Saved entries:
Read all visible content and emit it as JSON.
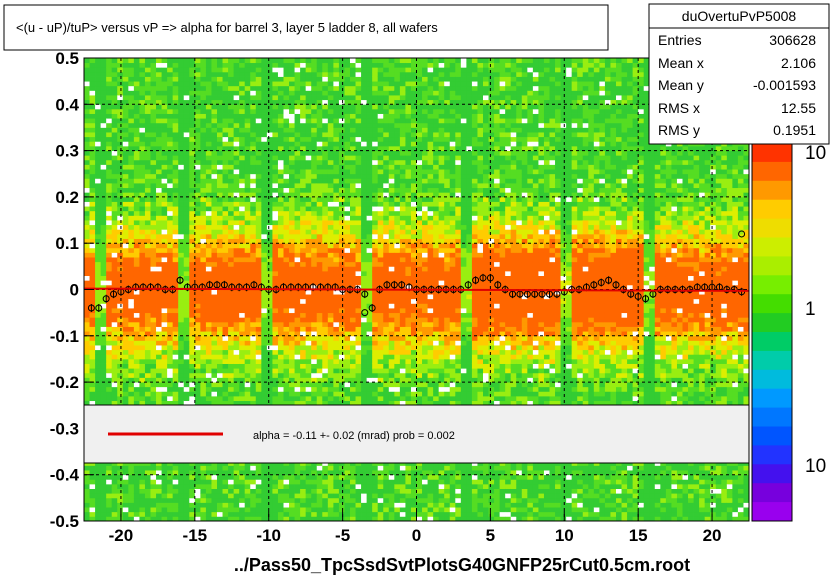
{
  "title": "<(u - uP)/tuP>  versus   vP => alpha for barrel 3, layer 5 ladder 8, all wafers",
  "stats": {
    "name": "duOvertuPvP5008",
    "rows": [
      {
        "label": "Entries",
        "value": "306628"
      },
      {
        "label": "Mean x",
        "value": "2.106"
      },
      {
        "label": "Mean y",
        "value": "-0.001593"
      },
      {
        "label": "RMS x",
        "value": "12.55"
      },
      {
        "label": "RMS y",
        "value": "0.1951"
      }
    ]
  },
  "legend": {
    "text": "alpha =   -0.11 +-  0.02 (mrad) prob = 0.002",
    "line_color": "#e00000"
  },
  "palette": {
    "labels": [
      "10",
      "1",
      "10"
    ]
  },
  "footer": "../Pass50_TpcSsdSvtPlotsG40GNFP25rCut0.5cm.root",
  "chart_data": {
    "type": "heatmap",
    "xlim": [
      -22.5,
      22.5
    ],
    "ylim": [
      -0.5,
      0.5
    ],
    "x_ticks": [
      "-20",
      "-15",
      "-10",
      "-5",
      "0",
      "5",
      "10",
      "15",
      "20"
    ],
    "y_ticks": [
      "-0.5",
      "-0.4",
      "-0.3",
      "-0.2",
      "-0.1",
      "0",
      "0.1",
      "0.2",
      "0.3",
      "0.4",
      "0.5"
    ],
    "grid": true,
    "colors": {
      "low": "#44cc22",
      "mid": "#eeee00",
      "high": "#ff6600"
    },
    "profile": {
      "x": [
        -22,
        -21.5,
        -21,
        -20.5,
        -20,
        -19.5,
        -19,
        -18.5,
        -18,
        -17.5,
        -17,
        -16.5,
        -16,
        -15.5,
        -15,
        -14.5,
        -14,
        -13.5,
        -13,
        -12.5,
        -12,
        -11.5,
        -11,
        -10.5,
        -10,
        -9.5,
        -9,
        -8.5,
        -8,
        -7.5,
        -7,
        -6.5,
        -6,
        -5.5,
        -5,
        -4.5,
        -4,
        -3.5,
        -3,
        -2.5,
        -2,
        -1.5,
        -1,
        -0.5,
        0,
        0.5,
        1,
        1.5,
        2,
        2.5,
        3,
        3.5,
        4,
        4.5,
        5,
        5.5,
        6,
        6.5,
        7,
        7.5,
        8,
        8.5,
        9,
        9.5,
        10,
        10.5,
        11,
        11.5,
        12,
        12.5,
        13,
        13.5,
        14,
        14.5,
        15,
        15.5,
        16,
        16.5,
        17,
        17.5,
        18,
        18.5,
        19,
        19.5,
        20,
        20.5,
        21,
        21.5,
        22
      ],
      "y": [
        -0.04,
        -0.04,
        -0.02,
        -0.01,
        -0.005,
        0,
        0.005,
        0.005,
        0.005,
        0.005,
        0,
        0,
        0.02,
        0.005,
        0.005,
        0.005,
        0.01,
        0.01,
        0.01,
        0.005,
        0.005,
        0.005,
        0.01,
        0.005,
        0,
        0,
        0.005,
        0.005,
        0.005,
        0.005,
        0.005,
        0.005,
        0.005,
        0.005,
        0,
        0,
        0,
        -0.01,
        -0.04,
        0,
        0.01,
        0.01,
        0.01,
        0.005,
        0,
        0,
        0,
        0,
        0,
        0,
        0,
        0.01,
        0.02,
        0.025,
        0.025,
        0.01,
        0,
        -0.01,
        -0.01,
        -0.01,
        -0.01,
        -0.01,
        -0.01,
        -0.01,
        -0.005,
        0,
        0,
        0.005,
        0.01,
        0.015,
        0.02,
        0.01,
        0,
        -0.01,
        -0.015,
        -0.02,
        -0.01,
        0,
        0,
        0,
        0,
        0,
        0.005,
        0.005,
        0.005,
        0.005,
        0,
        0,
        -0.005
      ]
    },
    "outliers": [
      {
        "x": -16,
        "y": 0.02
      },
      {
        "x": -3.5,
        "y": -0.05
      },
      {
        "x": 22,
        "y": 0.12
      }
    ],
    "fit": {
      "x": [
        -22.5,
        22.5
      ],
      "y": [
        0.002,
        -0.003
      ],
      "color": "#e00000"
    }
  }
}
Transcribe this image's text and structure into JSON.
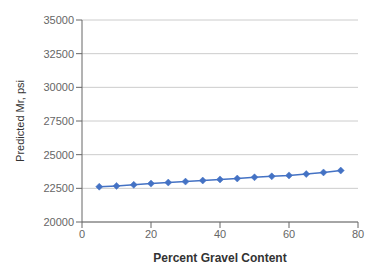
{
  "chart_data": {
    "type": "line",
    "xlabel": "Percent Gravel Content",
    "ylabel": "Predicted Mr, psi",
    "x": [
      5,
      10,
      15,
      20,
      25,
      30,
      35,
      40,
      45,
      50,
      55,
      60,
      65,
      70,
      75
    ],
    "values": [
      22620,
      22680,
      22760,
      22850,
      22930,
      23000,
      23080,
      23160,
      23230,
      23320,
      23390,
      23460,
      23560,
      23680,
      23820
    ],
    "xlim": [
      0,
      80
    ],
    "ylim": [
      20000,
      35000
    ],
    "xticks": [
      0,
      20,
      40,
      60,
      80
    ],
    "yticks": [
      20000,
      22500,
      25000,
      27500,
      30000,
      32500,
      35000
    ],
    "color": "#4472C4",
    "marker": "diamond",
    "grid": true
  }
}
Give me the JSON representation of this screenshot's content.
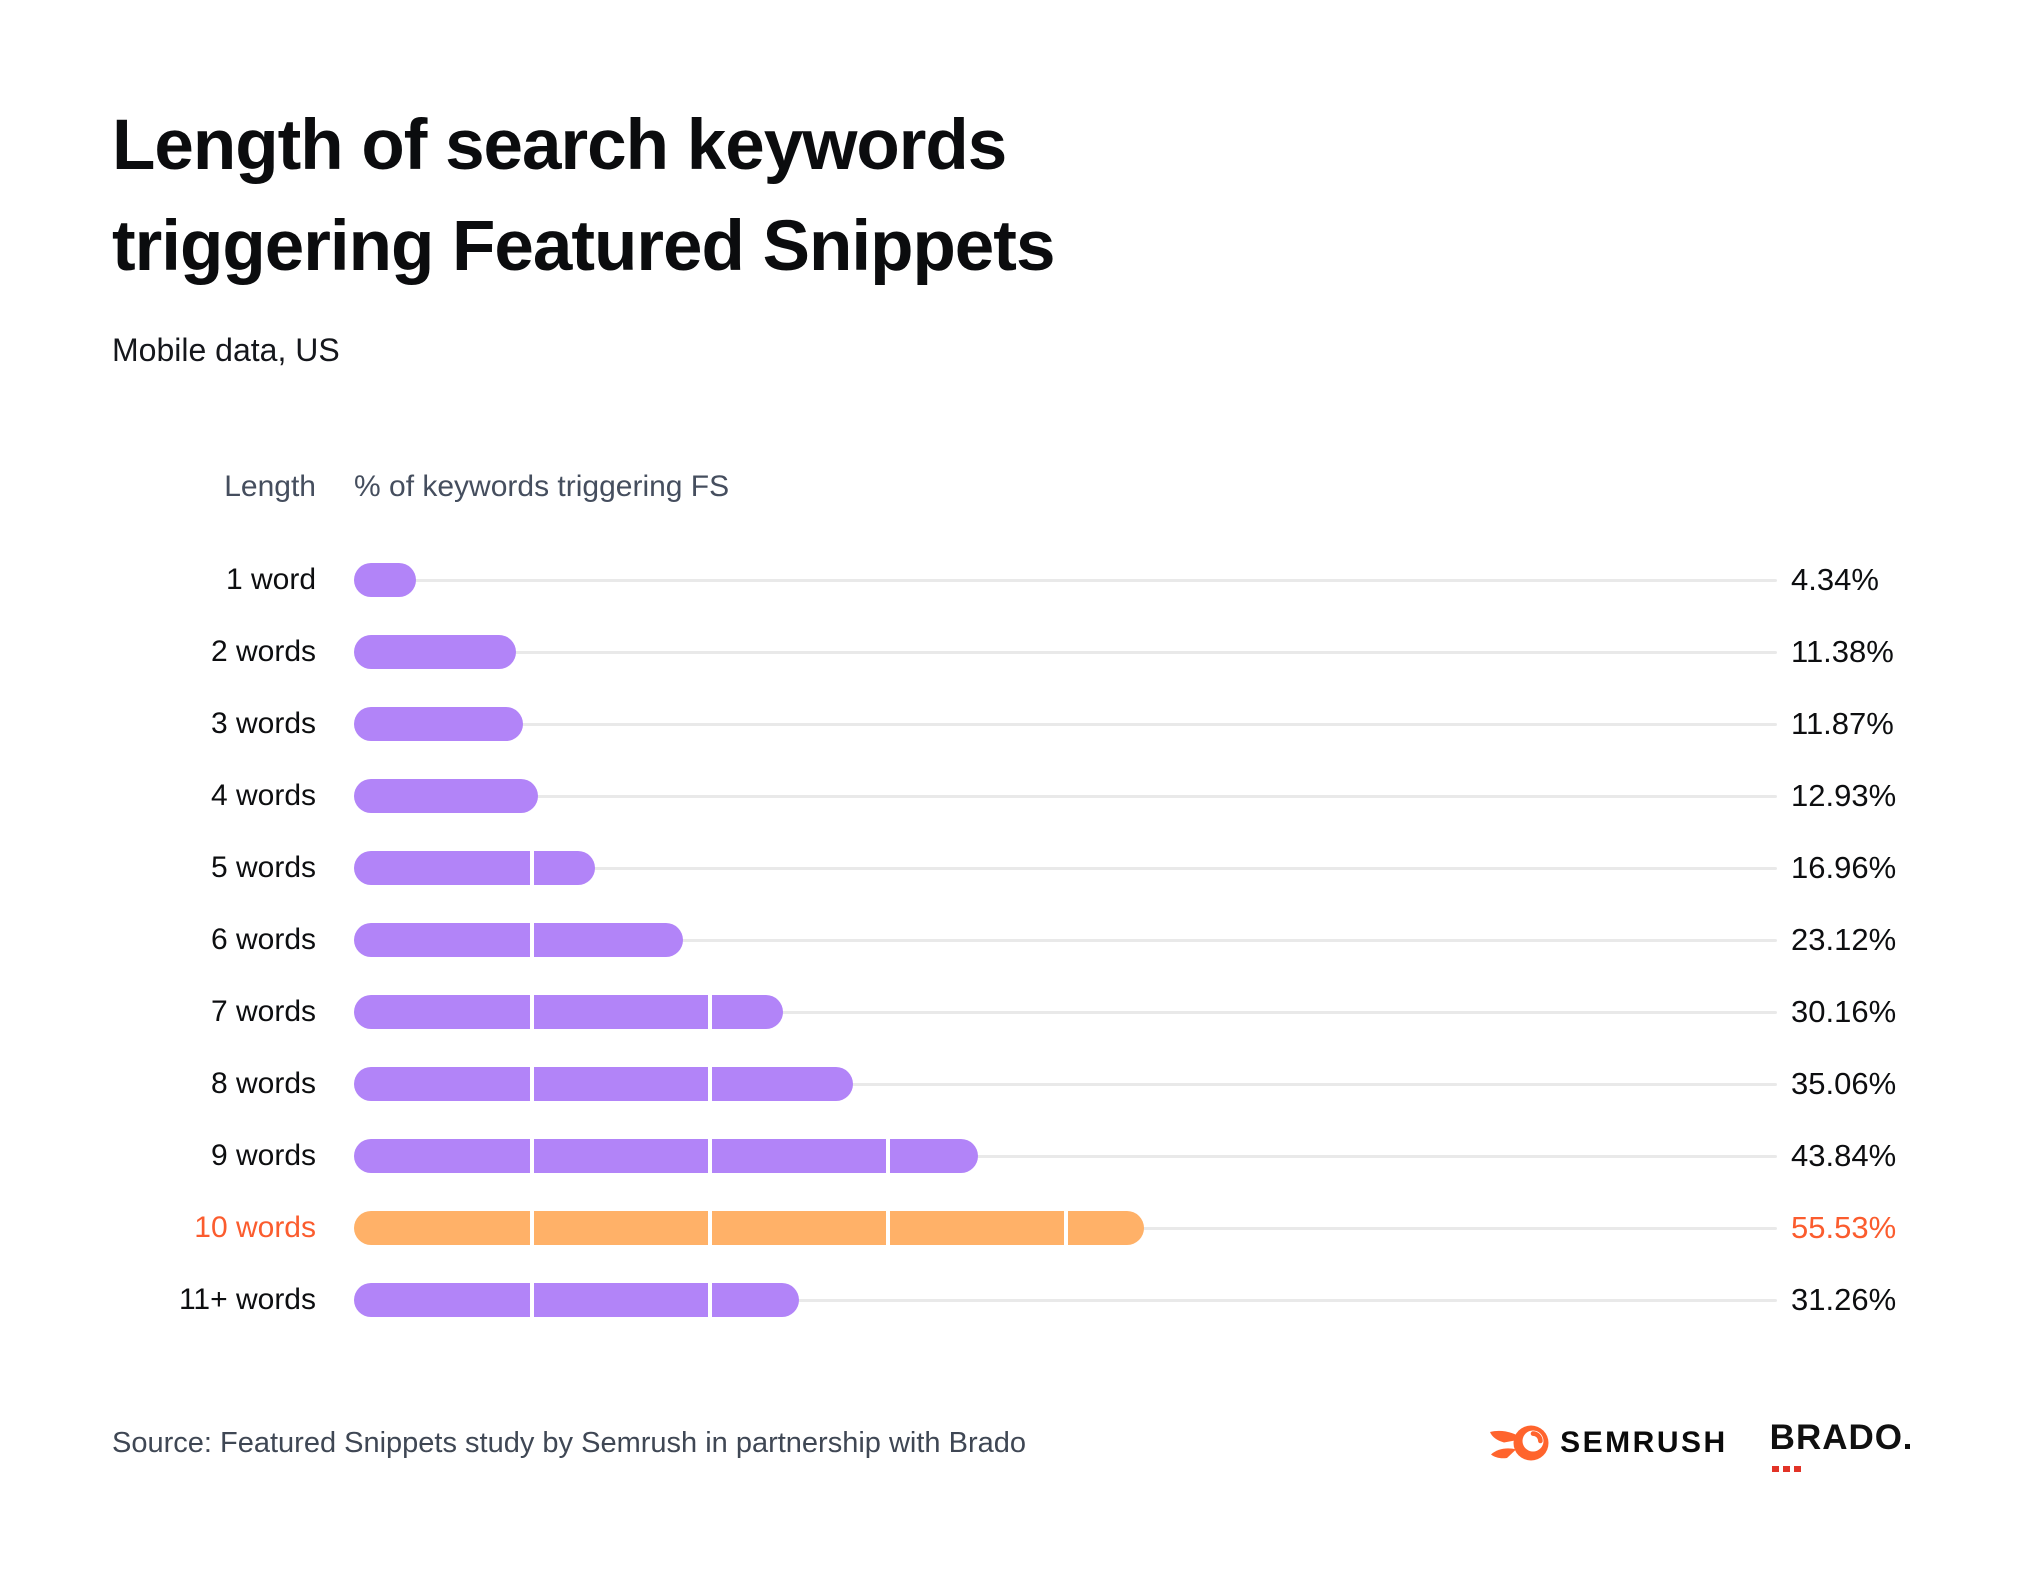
{
  "title": {
    "line1": "Length of search keywords",
    "line2": "triggering Featured Snippets"
  },
  "subtitle": "Mobile data, US",
  "columns": {
    "length_header": "Length",
    "value_header": "% of keywords triggering FS"
  },
  "chart_data": {
    "type": "bar",
    "orientation": "horizontal",
    "title": "Length of search keywords triggering Featured Snippets",
    "subtitle": "Mobile data, US",
    "categories": [
      "1 word",
      "2 words",
      "3 words",
      "4 words",
      "5 words",
      "6 words",
      "7 words",
      "8 words",
      "9 words",
      "10 words",
      "11+ words"
    ],
    "values": [
      4.34,
      11.38,
      11.87,
      12.93,
      16.96,
      23.12,
      30.16,
      35.06,
      43.84,
      55.53,
      31.26
    ],
    "value_labels": [
      "4.34%",
      "11.38%",
      "11.87%",
      "12.93%",
      "16.96%",
      "23.12%",
      "30.16%",
      "35.06%",
      "43.84%",
      "55.53%",
      "31.26%"
    ],
    "xlim": [
      0,
      100
    ],
    "highlight_category": "10 words",
    "segment_interval_pct": 12.5,
    "grid": false,
    "legend": false
  },
  "colors": {
    "bar_default": "#b284f8",
    "bar_highlight": "#ffb168",
    "highlight_text": "#fb5c2e",
    "track": "#e9e9e9",
    "text_primary": "#0d0e10",
    "text_secondary": "#454e5e",
    "semrush_orange": "#ff642d",
    "brado_red": "#e23327"
  },
  "footer": {
    "source": "Source: Featured Snippets study by Semrush in partnership with Brado",
    "semrush_logo_text": "SEMRUSH",
    "brado_logo_text": "BRADO"
  }
}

What this task involves:
Every line of the material is to be quoted exactly, with no pictures carried over.

Answer to this task:
Read all visible content and emit it as JSON.
{
  "title": "<(u - uP)/tuP>  versus   vP => alpha for barrel 3, layer 5 ladder 8, all wafers",
  "stats": {
    "name": "duOvertuPvP5008",
    "rows": [
      {
        "label": "Entries",
        "value": "306628"
      },
      {
        "label": "Mean x",
        "value": "2.106"
      },
      {
        "label": "Mean y",
        "value": "-0.001593"
      },
      {
        "label": "RMS x",
        "value": "12.55"
      },
      {
        "label": "RMS y",
        "value": "0.1951"
      }
    ]
  },
  "legend": {
    "text": "alpha =   -0.11 +-  0.02 (mrad) prob = 0.002",
    "line_color": "#e00000"
  },
  "palette": {
    "labels": [
      "10",
      "1",
      "10"
    ]
  },
  "footer": "../Pass50_TpcSsdSvtPlotsG40GNFP25rCut0.5cm.root",
  "chart_data": {
    "type": "heatmap",
    "xlim": [
      -22.5,
      22.5
    ],
    "ylim": [
      -0.5,
      0.5
    ],
    "x_ticks": [
      "-20",
      "-15",
      "-10",
      "-5",
      "0",
      "5",
      "10",
      "15",
      "20"
    ],
    "y_ticks": [
      "-0.5",
      "-0.4",
      "-0.3",
      "-0.2",
      "-0.1",
      "0",
      "0.1",
      "0.2",
      "0.3",
      "0.4",
      "0.5"
    ],
    "grid": true,
    "colors": {
      "low": "#44cc22",
      "mid": "#eeee00",
      "high": "#ff6600"
    },
    "profile": {
      "x": [
        -22,
        -21.5,
        -21,
        -20.5,
        -20,
        -19.5,
        -19,
        -18.5,
        -18,
        -17.5,
        -17,
        -16.5,
        -16,
        -15.5,
        -15,
        -14.5,
        -14,
        -13.5,
        -13,
        -12.5,
        -12,
        -11.5,
        -11,
        -10.5,
        -10,
        -9.5,
        -9,
        -8.5,
        -8,
        -7.5,
        -7,
        -6.5,
        -6,
        -5.5,
        -5,
        -4.5,
        -4,
        -3.5,
        -3,
        -2.5,
        -2,
        -1.5,
        -1,
        -0.5,
        0,
        0.5,
        1,
        1.5,
        2,
        2.5,
        3,
        3.5,
        4,
        4.5,
        5,
        5.5,
        6,
        6.5,
        7,
        7.5,
        8,
        8.5,
        9,
        9.5,
        10,
        10.5,
        11,
        11.5,
        12,
        12.5,
        13,
        13.5,
        14,
        14.5,
        15,
        15.5,
        16,
        16.5,
        17,
        17.5,
        18,
        18.5,
        19,
        19.5,
        20,
        20.5,
        21,
        21.5,
        22
      ],
      "y": [
        -0.04,
        -0.04,
        -0.02,
        -0.01,
        -0.005,
        0,
        0.005,
        0.005,
        0.005,
        0.005,
        0,
        0,
        0.02,
        0.005,
        0.005,
        0.005,
        0.01,
        0.01,
        0.01,
        0.005,
        0.005,
        0.005,
        0.01,
        0.005,
        0,
        0,
        0.005,
        0.005,
        0.005,
        0.005,
        0.005,
        0.005,
        0.005,
        0.005,
        0,
        0,
        0,
        -0.01,
        -0.04,
        0,
        0.01,
        0.01,
        0.01,
        0.005,
        0,
        0,
        0,
        0,
        0,
        0,
        0,
        0.01,
        0.02,
        0.025,
        0.025,
        0.01,
        0,
        -0.01,
        -0.01,
        -0.01,
        -0.01,
        -0.01,
        -0.01,
        -0.01,
        -0.005,
        0,
        0,
        0.005,
        0.01,
        0.015,
        0.02,
        0.01,
        0,
        -0.01,
        -0.015,
        -0.02,
        -0.01,
        0,
        0,
        0,
        0,
        0,
        0.005,
        0.005,
        0.005,
        0.005,
        0,
        0,
        -0.005
      ]
    },
    "outliers": [
      {
        "x": -16,
        "y": 0.02
      },
      {
        "x": -3.5,
        "y": -0.05
      },
      {
        "x": 22,
        "y": 0.12
      }
    ],
    "fit": {
      "x": [
        -22.5,
        22.5
      ],
      "y": [
        0.002,
        -0.003
      ],
      "color": "#e00000"
    }
  }
}
Transcribe this image's text and structure into JSON.
{
  "chart_data": {
    "type": "line",
    "xlabel": "Percent Gravel Content",
    "ylabel": "Predicted Mr, psi",
    "x": [
      5,
      10,
      15,
      20,
      25,
      30,
      35,
      40,
      45,
      50,
      55,
      60,
      65,
      70,
      75
    ],
    "values": [
      22620,
      22680,
      22760,
      22850,
      22930,
      23000,
      23080,
      23160,
      23230,
      23320,
      23390,
      23460,
      23560,
      23680,
      23820
    ],
    "xlim": [
      0,
      80
    ],
    "ylim": [
      20000,
      35000
    ],
    "xticks": [
      0,
      20,
      40,
      60,
      80
    ],
    "yticks": [
      20000,
      22500,
      25000,
      27500,
      30000,
      32500,
      35000
    ],
    "color": "#4472C4",
    "marker": "diamond",
    "grid": true
  }
}
Give me the JSON representation of this screenshot's content.
{
  "title": {
    "line1": "Length of search keywords",
    "line2": "triggering Featured Snippets"
  },
  "subtitle": "Mobile data, US",
  "columns": {
    "length_header": "Length",
    "value_header": "% of keywords triggering FS"
  },
  "chart_data": {
    "type": "bar",
    "orientation": "horizontal",
    "title": "Length of search keywords triggering Featured Snippets",
    "subtitle": "Mobile data, US",
    "categories": [
      "1 word",
      "2 words",
      "3 words",
      "4 words",
      "5 words",
      "6 words",
      "7 words",
      "8 words",
      "9 words",
      "10 words",
      "11+ words"
    ],
    "values": [
      4.34,
      11.38,
      11.87,
      12.93,
      16.96,
      23.12,
      30.16,
      35.06,
      43.84,
      55.53,
      31.26
    ],
    "value_labels": [
      "4.34%",
      "11.38%",
      "11.87%",
      "12.93%",
      "16.96%",
      "23.12%",
      "30.16%",
      "35.06%",
      "43.84%",
      "55.53%",
      "31.26%"
    ],
    "xlim": [
      0,
      100
    ],
    "highlight_category": "10 words",
    "segment_interval_pct": 12.5,
    "grid": false,
    "legend": false
  },
  "colors": {
    "bar_default": "#b284f8",
    "bar_highlight": "#ffb168",
    "highlight_text": "#fb5c2e",
    "track": "#e9e9e9",
    "text_primary": "#0d0e10",
    "text_secondary": "#454e5e",
    "semrush_orange": "#ff642d",
    "brado_red": "#e23327"
  },
  "footer": {
    "source": "Source: Featured Snippets study by Semrush in partnership with Brado",
    "semrush_logo_text": "SEMRUSH",
    "brado_logo_text": "BRADO"
  }
}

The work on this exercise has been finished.